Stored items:
++++++++++
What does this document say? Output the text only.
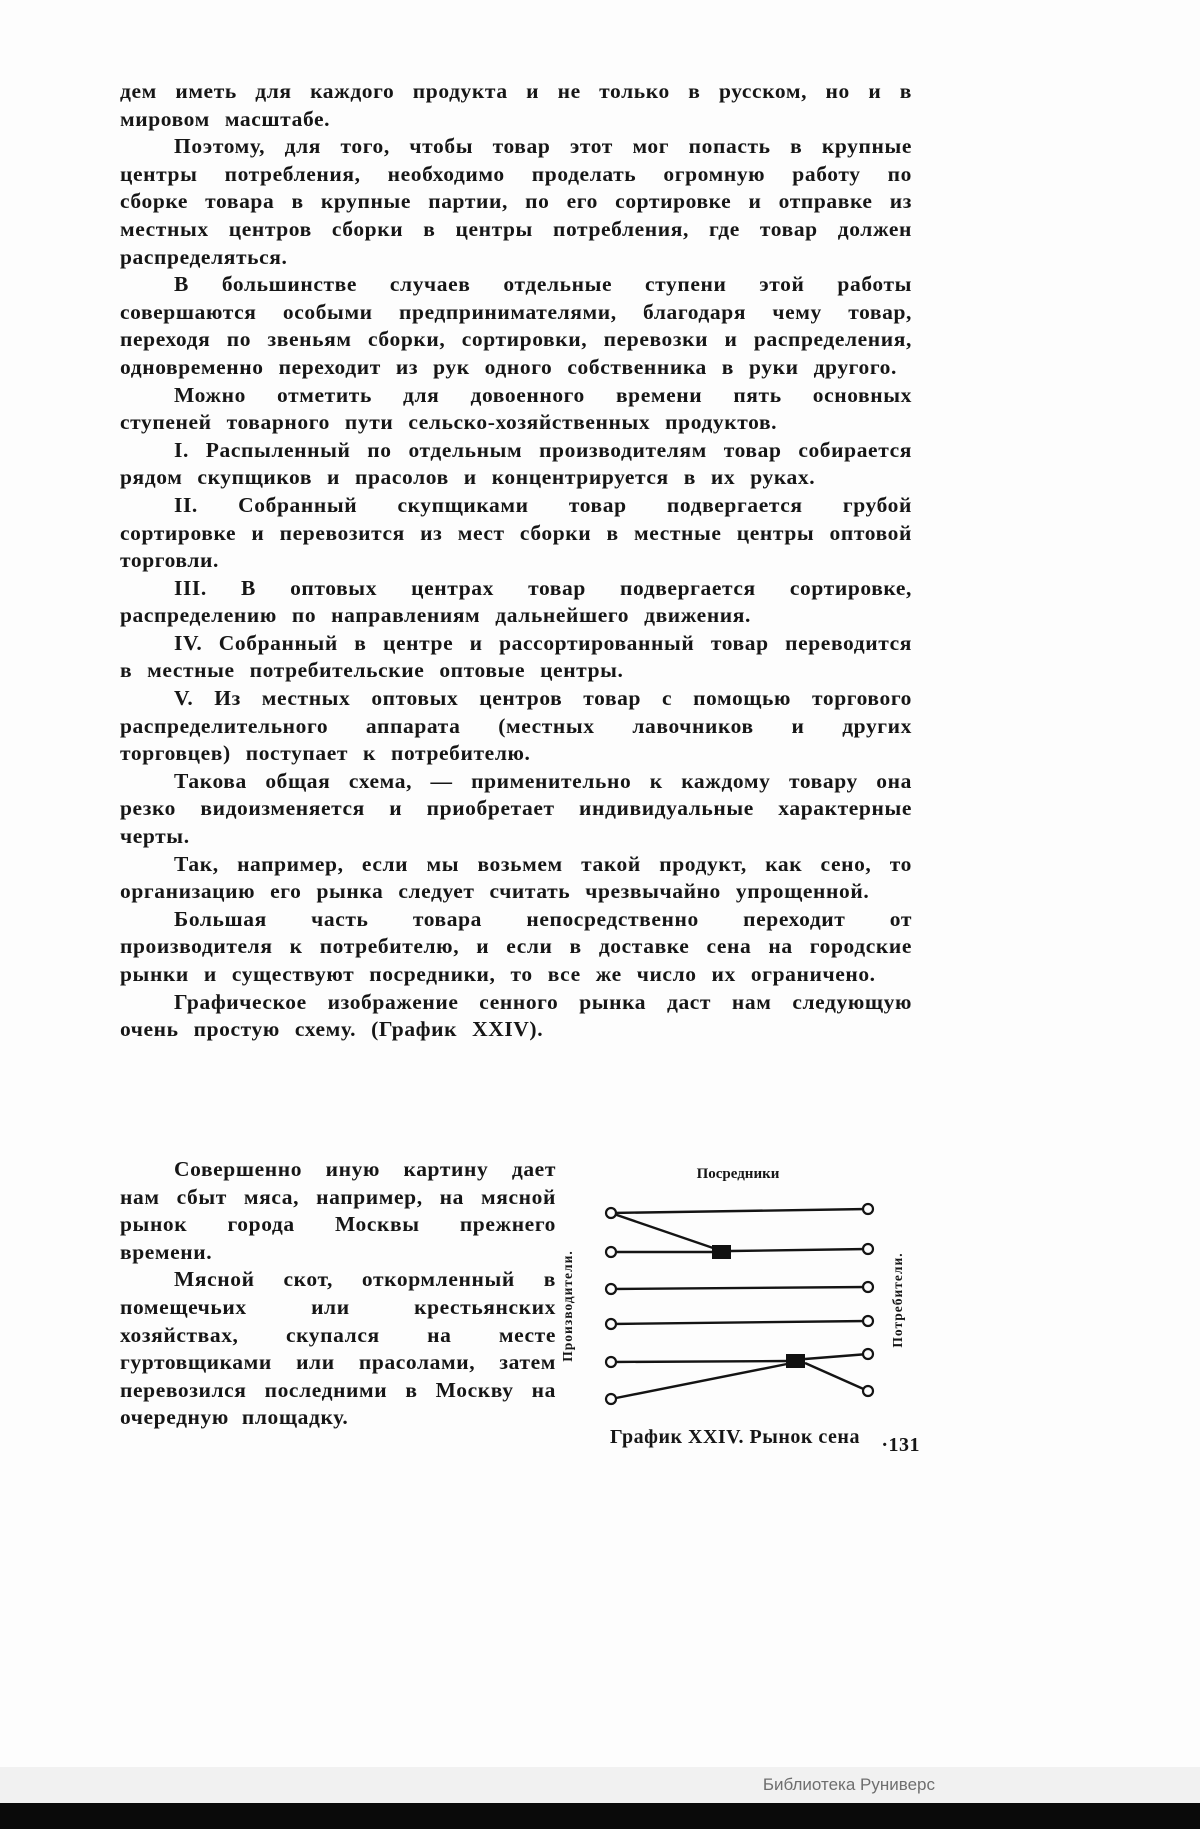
дем иметь для каждого продукта и не только в русском, но и в мировом масштабе.

Поэтому, для того, чтобы товар этот мог попасть в крупные центры потребления, необходимо проделать огромную работу по сборке товара в крупные партии, по его сортировке и отправке из местных центров сборки в центры потребления, где товар должен распределяться.

В большинстве случаев отдельные ступени этой работы совершаются особыми предпринимателями, благодаря чему товар, переходя по звеньям сборки, сортировки, перевозки и распределения, одновременно переходит из рук одного собственника в руки другого.

Можно отметить для довоенного времени пять основных ступеней товарного пути сельско-хозяйственных продуктов.

I. Распыленный по отдельным производителям товар собирается рядом скупщиков и прасолов и концентрируется в их руках.

II. Собранный скупщиками товар подвергается грубой сортировке и перевозится из мест сборки в местные центры оптовой торговли.

III. В оптовых центрах товар подвергается сортировке, распределению по направлениям дальнейшего движения.

IV. Собранный в центре и рассортированный товар переводится в местные потребительские оптовые центры.

V. Из местных оптовых центров товар с помощью торгового распределительного аппарата (местных лавочников и других торговцев) поступает к потребителю.

Такова общая схема, — применительно к каждому товару она резко видоизменяется и приобретает индивидуальные характерные черты.

Так, например, если мы возьмем такой продукт, как сено, то организацию его рынка следует считать чрезвычайно упрощенной.

Большая часть товара непосредственно переходит от производителя к потребителю, и если в доставке сена на городские рынки и существуют посредники, то все же число их ограничено.

Графическое изображение сенного рынка даст нам следующую очень простую схему. (График XXIV).

Совершенно иную картину дает нам сбыт мяса, например, на мясной рынок города Москвы прежнего времени.

Мясной скот, откормленный в помещечьих или крестьянских хозяйствах, скупался на месте гуртовщиками или прасолами, затем перевозился последними в Москву на очередную площадку.

Посредники
Производители.	Потребители.
График XXIV. Рынок сена ·131
Библиотека Руниверс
++++++++++
WHAT NEEDS TO BE DONE: From the listing above, pick out each line where the word "потребителю" appears.

EXERCISE SOLUTION:
V. Из местных оптовых центров товар с помощью торгового распределительного аппарата (местных лавочников и других торговцев) поступает к потребителю.
Большая часть товара непосредственно переходит от производителя к потребителю, и если в доставке сена на городские рынки и существуют посредники, то все же число их ограничено.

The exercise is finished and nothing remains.